**JOB:** List every line below containing "content".

Records excerpted from a collection:
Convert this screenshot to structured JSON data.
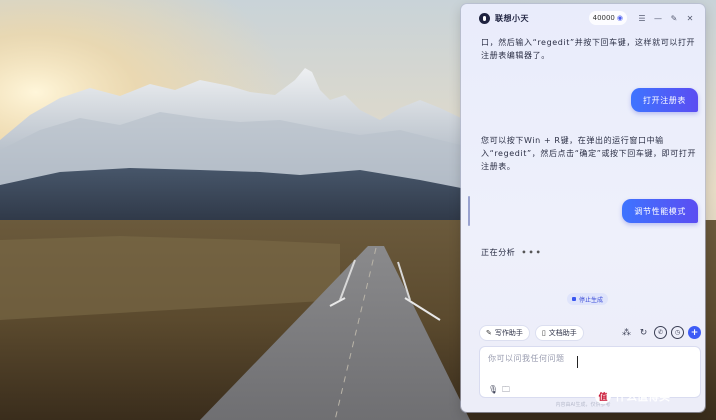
{
  "window": {
    "app_title": "联想小天",
    "credits": "40000",
    "credits_icon": "coin-icon",
    "controls": [
      "menu-icon",
      "minimize-icon",
      "pin-icon",
      "close-icon"
    ]
  },
  "chat": {
    "messages": [
      {
        "role": "assistant",
        "text": "口，然后输入“regedit”并按下回车键，这样就可以打开注册表编辑器了。"
      },
      {
        "role": "user",
        "text": "打开注册表"
      },
      {
        "role": "assistant",
        "text": "您可以按下Win + R键，在弹出的运行窗口中输入“regedit”，然后点击“确定”或按下回车键，即可打开注册表。"
      },
      {
        "role": "user",
        "text": "调节性能模式"
      }
    ],
    "status_text": "正在分析",
    "status_dots": "•••",
    "stop_label": "停止生成"
  },
  "toolbar": {
    "chips": [
      {
        "label": "写作助手",
        "icon": "pen-icon"
      },
      {
        "label": "文档助手",
        "icon": "document-icon"
      }
    ],
    "icons": [
      "apps-icon",
      "refresh-icon",
      "phone-icon",
      "history-icon",
      "plus-icon"
    ]
  },
  "input": {
    "placeholder": "你可以问我任何问题",
    "icons": [
      "microphone-icon",
      "folder-icon"
    ]
  },
  "footer": {
    "text": "内容由AI生成，仅供参考"
  },
  "watermark": {
    "text": "什么值得买",
    "badge": "值"
  },
  "colors": {
    "accent": "#4a5cf0",
    "user_bubble_start": "#3e74ff",
    "user_bubble_end": "#5b4df2"
  }
}
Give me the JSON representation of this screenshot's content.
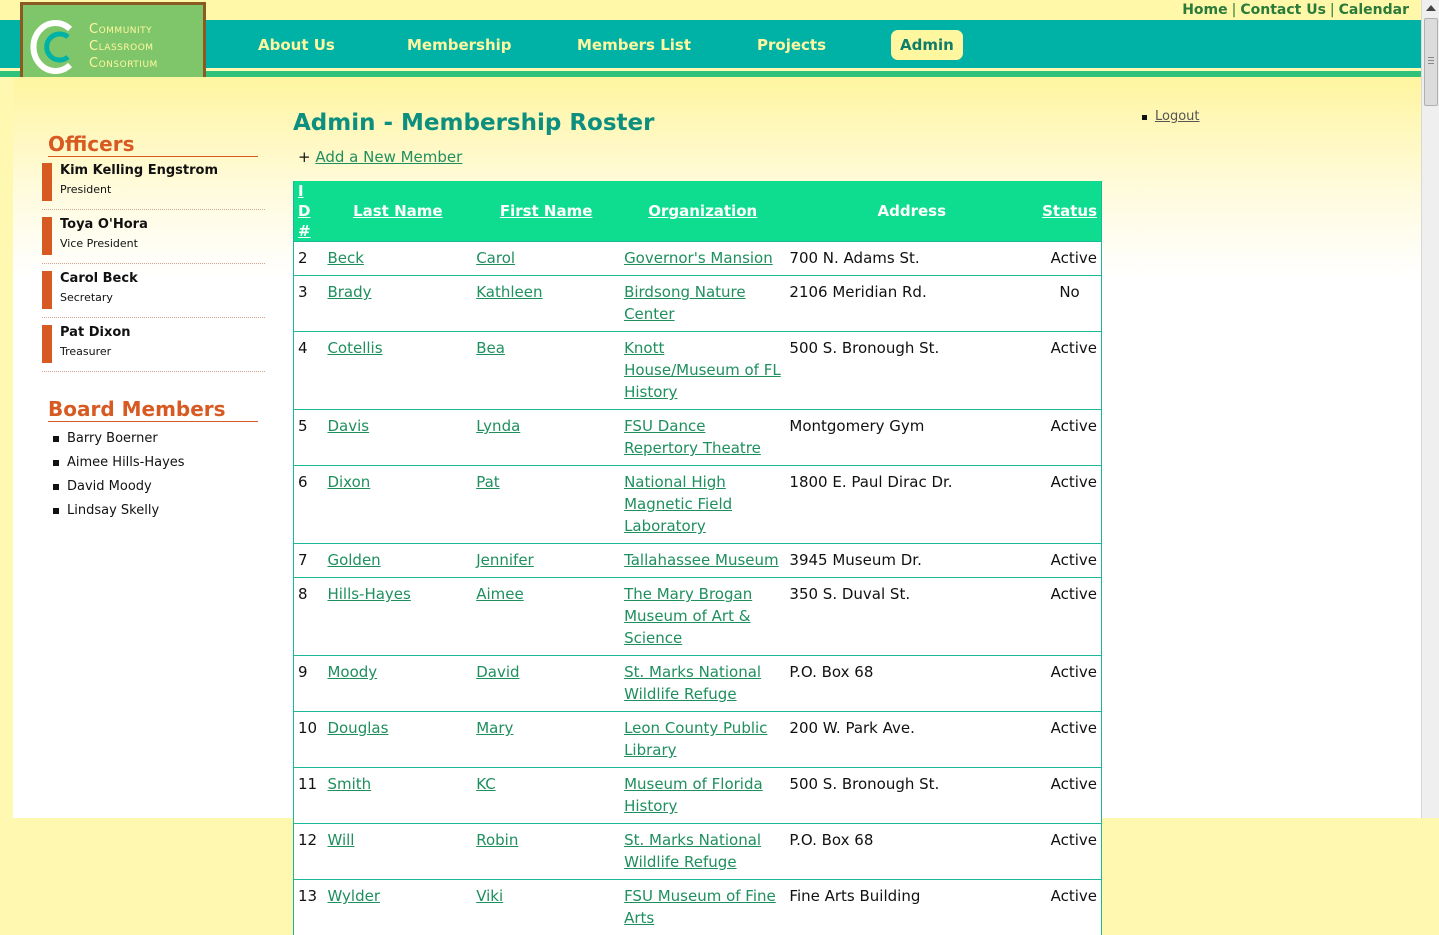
{
  "top_links": [
    "Home",
    "Contact Us",
    "Calendar"
  ],
  "logo": {
    "line1": "Community",
    "line2": "Classroom",
    "line3": "Consortium"
  },
  "nav": [
    {
      "label": "About Us"
    },
    {
      "label": "Membership"
    },
    {
      "label": "Members List"
    },
    {
      "label": "Projects"
    },
    {
      "label": "Admin",
      "active": true
    }
  ],
  "sidebar": {
    "officers_heading": "Officers",
    "officers": [
      {
        "name": "Kim Kelling Engstrom",
        "role": "President"
      },
      {
        "name": "Toya O'Hora",
        "role": "Vice President"
      },
      {
        "name": "Carol Beck",
        "role": "Secretary"
      },
      {
        "name": "Pat Dixon",
        "role": "Treasurer"
      }
    ],
    "board_heading": "Board Members",
    "board": [
      "Barry Boerner",
      "Aimee Hills-Hayes",
      "David Moody",
      "Lindsay Skelly"
    ]
  },
  "content": {
    "title": "Admin - Membership Roster",
    "add_prefix": "+",
    "add_link": "Add a New Member",
    "logout": "Logout"
  },
  "table": {
    "headers": {
      "id": "ID #",
      "last": "Last Name",
      "first": "First Name",
      "org": "Organization",
      "address": "Address",
      "status": "Status"
    },
    "rows": [
      {
        "id": "2",
        "last": "Beck",
        "first": "Carol",
        "org": "Governor's Mansion",
        "address": "700 N. Adams St.",
        "status": "Active"
      },
      {
        "id": "3",
        "last": "Brady",
        "first": "Kathleen",
        "org": "Birdsong Nature Center",
        "address": "2106 Meridian Rd.",
        "status": "No"
      },
      {
        "id": "4",
        "last": "Cotellis",
        "first": "Bea",
        "org": "Knott House/Museum of FL History",
        "address": "500 S. Bronough St.",
        "status": "Active"
      },
      {
        "id": "5",
        "last": "Davis",
        "first": "Lynda",
        "org": "FSU Dance Repertory Theatre",
        "address": "Montgomery Gym",
        "status": "Active"
      },
      {
        "id": "6",
        "last": "Dixon",
        "first": "Pat",
        "org": "National High Magnetic Field Laboratory",
        "address": "1800 E. Paul Dirac Dr.",
        "status": "Active"
      },
      {
        "id": "7",
        "last": "Golden",
        "first": "Jennifer",
        "org": "Tallahassee Museum",
        "address": "3945 Museum Dr.",
        "status": "Active"
      },
      {
        "id": "8",
        "last": "Hills-Hayes",
        "first": "Aimee",
        "org": "The Mary Brogan Museum of Art & Science",
        "address": "350 S. Duval St.",
        "status": "Active"
      },
      {
        "id": "9",
        "last": "Moody",
        "first": "David",
        "org": "St. Marks National Wildlife Refuge",
        "address": "P.O. Box 68",
        "status": "Active"
      },
      {
        "id": "10",
        "last": "Douglas",
        "first": "Mary",
        "org": "Leon County Public Library",
        "address": "200 W. Park Ave.",
        "status": "Active"
      },
      {
        "id": "11",
        "last": "Smith",
        "first": "KC",
        "org": "Museum of Florida History",
        "address": "500 S. Bronough St.",
        "status": "Active"
      },
      {
        "id": "12",
        "last": "Will",
        "first": "Robin",
        "org": "St. Marks National Wildlife Refuge",
        "address": "P.O. Box 68",
        "status": "Active"
      },
      {
        "id": "13",
        "last": "Wylder",
        "first": "Viki",
        "org": "FSU Museum of Fine Arts",
        "address": "Fine Arts Building",
        "status": "Active"
      }
    ]
  }
}
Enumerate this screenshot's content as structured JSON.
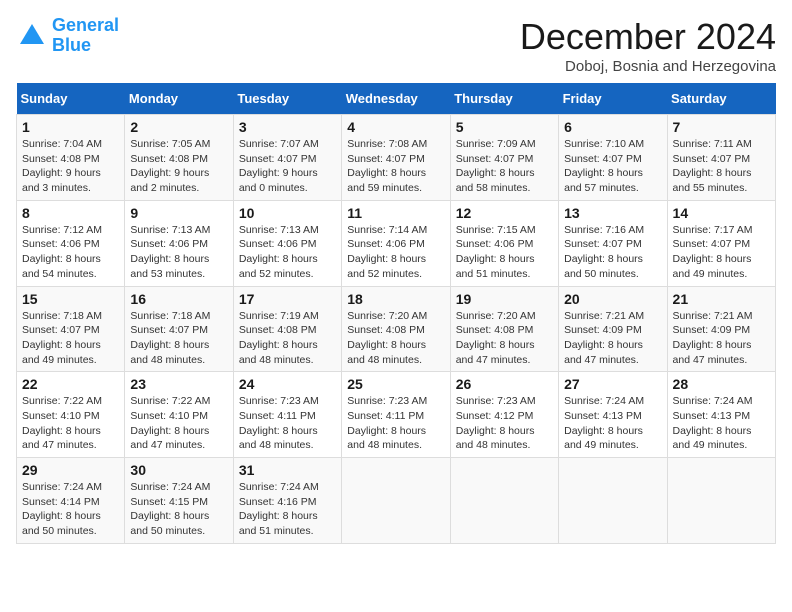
{
  "logo": {
    "line1": "General",
    "line2": "Blue"
  },
  "title": "December 2024",
  "location": "Doboj, Bosnia and Herzegovina",
  "days_of_week": [
    "Sunday",
    "Monday",
    "Tuesday",
    "Wednesday",
    "Thursday",
    "Friday",
    "Saturday"
  ],
  "weeks": [
    [
      {
        "day": 1,
        "sunrise": "7:04 AM",
        "sunset": "4:08 PM",
        "daylight": "9 hours and 3 minutes."
      },
      {
        "day": 2,
        "sunrise": "7:05 AM",
        "sunset": "4:08 PM",
        "daylight": "9 hours and 2 minutes."
      },
      {
        "day": 3,
        "sunrise": "7:07 AM",
        "sunset": "4:07 PM",
        "daylight": "9 hours and 0 minutes."
      },
      {
        "day": 4,
        "sunrise": "7:08 AM",
        "sunset": "4:07 PM",
        "daylight": "8 hours and 59 minutes."
      },
      {
        "day": 5,
        "sunrise": "7:09 AM",
        "sunset": "4:07 PM",
        "daylight": "8 hours and 58 minutes."
      },
      {
        "day": 6,
        "sunrise": "7:10 AM",
        "sunset": "4:07 PM",
        "daylight": "8 hours and 57 minutes."
      },
      {
        "day": 7,
        "sunrise": "7:11 AM",
        "sunset": "4:07 PM",
        "daylight": "8 hours and 55 minutes."
      }
    ],
    [
      {
        "day": 8,
        "sunrise": "7:12 AM",
        "sunset": "4:06 PM",
        "daylight": "8 hours and 54 minutes."
      },
      {
        "day": 9,
        "sunrise": "7:13 AM",
        "sunset": "4:06 PM",
        "daylight": "8 hours and 53 minutes."
      },
      {
        "day": 10,
        "sunrise": "7:13 AM",
        "sunset": "4:06 PM",
        "daylight": "8 hours and 52 minutes."
      },
      {
        "day": 11,
        "sunrise": "7:14 AM",
        "sunset": "4:06 PM",
        "daylight": "8 hours and 52 minutes."
      },
      {
        "day": 12,
        "sunrise": "7:15 AM",
        "sunset": "4:06 PM",
        "daylight": "8 hours and 51 minutes."
      },
      {
        "day": 13,
        "sunrise": "7:16 AM",
        "sunset": "4:07 PM",
        "daylight": "8 hours and 50 minutes."
      },
      {
        "day": 14,
        "sunrise": "7:17 AM",
        "sunset": "4:07 PM",
        "daylight": "8 hours and 49 minutes."
      }
    ],
    [
      {
        "day": 15,
        "sunrise": "7:18 AM",
        "sunset": "4:07 PM",
        "daylight": "8 hours and 49 minutes."
      },
      {
        "day": 16,
        "sunrise": "7:18 AM",
        "sunset": "4:07 PM",
        "daylight": "8 hours and 48 minutes."
      },
      {
        "day": 17,
        "sunrise": "7:19 AM",
        "sunset": "4:08 PM",
        "daylight": "8 hours and 48 minutes."
      },
      {
        "day": 18,
        "sunrise": "7:20 AM",
        "sunset": "4:08 PM",
        "daylight": "8 hours and 48 minutes."
      },
      {
        "day": 19,
        "sunrise": "7:20 AM",
        "sunset": "4:08 PM",
        "daylight": "8 hours and 47 minutes."
      },
      {
        "day": 20,
        "sunrise": "7:21 AM",
        "sunset": "4:09 PM",
        "daylight": "8 hours and 47 minutes."
      },
      {
        "day": 21,
        "sunrise": "7:21 AM",
        "sunset": "4:09 PM",
        "daylight": "8 hours and 47 minutes."
      }
    ],
    [
      {
        "day": 22,
        "sunrise": "7:22 AM",
        "sunset": "4:10 PM",
        "daylight": "8 hours and 47 minutes."
      },
      {
        "day": 23,
        "sunrise": "7:22 AM",
        "sunset": "4:10 PM",
        "daylight": "8 hours and 47 minutes."
      },
      {
        "day": 24,
        "sunrise": "7:23 AM",
        "sunset": "4:11 PM",
        "daylight": "8 hours and 48 minutes."
      },
      {
        "day": 25,
        "sunrise": "7:23 AM",
        "sunset": "4:11 PM",
        "daylight": "8 hours and 48 minutes."
      },
      {
        "day": 26,
        "sunrise": "7:23 AM",
        "sunset": "4:12 PM",
        "daylight": "8 hours and 48 minutes."
      },
      {
        "day": 27,
        "sunrise": "7:24 AM",
        "sunset": "4:13 PM",
        "daylight": "8 hours and 49 minutes."
      },
      {
        "day": 28,
        "sunrise": "7:24 AM",
        "sunset": "4:13 PM",
        "daylight": "8 hours and 49 minutes."
      }
    ],
    [
      {
        "day": 29,
        "sunrise": "7:24 AM",
        "sunset": "4:14 PM",
        "daylight": "8 hours and 50 minutes."
      },
      {
        "day": 30,
        "sunrise": "7:24 AM",
        "sunset": "4:15 PM",
        "daylight": "8 hours and 50 minutes."
      },
      {
        "day": 31,
        "sunrise": "7:24 AM",
        "sunset": "4:16 PM",
        "daylight": "8 hours and 51 minutes."
      },
      null,
      null,
      null,
      null
    ]
  ]
}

**TASK RESPONSE:**
Give me the JSON representation of this screenshot's content.
  "content": {
Enumerate this screenshot's content as structured JSON.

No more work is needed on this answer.